* _About this task_: Gather each line of the records where "value" appears.

* _Material for this task_:
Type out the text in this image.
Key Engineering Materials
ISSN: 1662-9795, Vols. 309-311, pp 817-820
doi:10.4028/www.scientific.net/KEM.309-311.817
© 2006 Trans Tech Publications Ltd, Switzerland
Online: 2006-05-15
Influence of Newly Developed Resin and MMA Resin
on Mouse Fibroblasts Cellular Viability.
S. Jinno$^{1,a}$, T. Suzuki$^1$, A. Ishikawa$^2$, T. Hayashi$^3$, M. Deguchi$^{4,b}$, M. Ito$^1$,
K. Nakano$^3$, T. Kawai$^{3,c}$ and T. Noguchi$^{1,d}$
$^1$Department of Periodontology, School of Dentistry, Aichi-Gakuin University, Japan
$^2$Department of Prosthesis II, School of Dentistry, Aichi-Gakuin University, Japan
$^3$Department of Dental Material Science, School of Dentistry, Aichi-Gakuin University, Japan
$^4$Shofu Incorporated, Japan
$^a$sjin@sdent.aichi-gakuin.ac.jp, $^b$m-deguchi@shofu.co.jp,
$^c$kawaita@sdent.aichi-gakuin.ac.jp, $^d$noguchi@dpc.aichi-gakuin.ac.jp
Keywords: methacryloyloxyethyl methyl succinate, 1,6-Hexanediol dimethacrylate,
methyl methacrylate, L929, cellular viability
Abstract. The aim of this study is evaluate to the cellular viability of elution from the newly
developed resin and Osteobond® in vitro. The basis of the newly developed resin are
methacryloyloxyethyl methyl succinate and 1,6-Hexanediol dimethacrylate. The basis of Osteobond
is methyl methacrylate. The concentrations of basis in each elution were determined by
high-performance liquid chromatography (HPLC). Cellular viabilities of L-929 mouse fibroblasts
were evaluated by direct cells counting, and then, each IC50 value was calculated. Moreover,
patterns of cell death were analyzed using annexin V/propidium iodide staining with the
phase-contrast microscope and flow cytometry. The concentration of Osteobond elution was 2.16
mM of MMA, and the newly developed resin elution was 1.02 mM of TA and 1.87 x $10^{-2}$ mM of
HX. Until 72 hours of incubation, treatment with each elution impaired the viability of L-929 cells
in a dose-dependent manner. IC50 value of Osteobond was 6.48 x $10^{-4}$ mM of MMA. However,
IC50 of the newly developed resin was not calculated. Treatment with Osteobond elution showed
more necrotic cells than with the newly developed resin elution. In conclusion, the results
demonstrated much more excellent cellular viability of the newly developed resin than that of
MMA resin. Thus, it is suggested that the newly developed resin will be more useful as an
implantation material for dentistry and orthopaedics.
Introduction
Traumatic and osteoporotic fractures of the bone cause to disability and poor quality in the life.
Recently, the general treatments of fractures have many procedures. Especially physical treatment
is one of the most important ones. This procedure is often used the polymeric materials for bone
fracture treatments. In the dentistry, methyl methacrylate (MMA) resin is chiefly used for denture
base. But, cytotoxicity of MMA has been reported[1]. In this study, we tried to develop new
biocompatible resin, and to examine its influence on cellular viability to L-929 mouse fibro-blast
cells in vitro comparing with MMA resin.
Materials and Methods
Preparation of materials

* _Finished exercise_:
were evaluated by direct cells counting, and then, each IC50 value was calculated. Moreover,
in a dose-dependent manner. IC50 value of Osteobond was 6.48 x $10^{-4}$ mM of MMA. However,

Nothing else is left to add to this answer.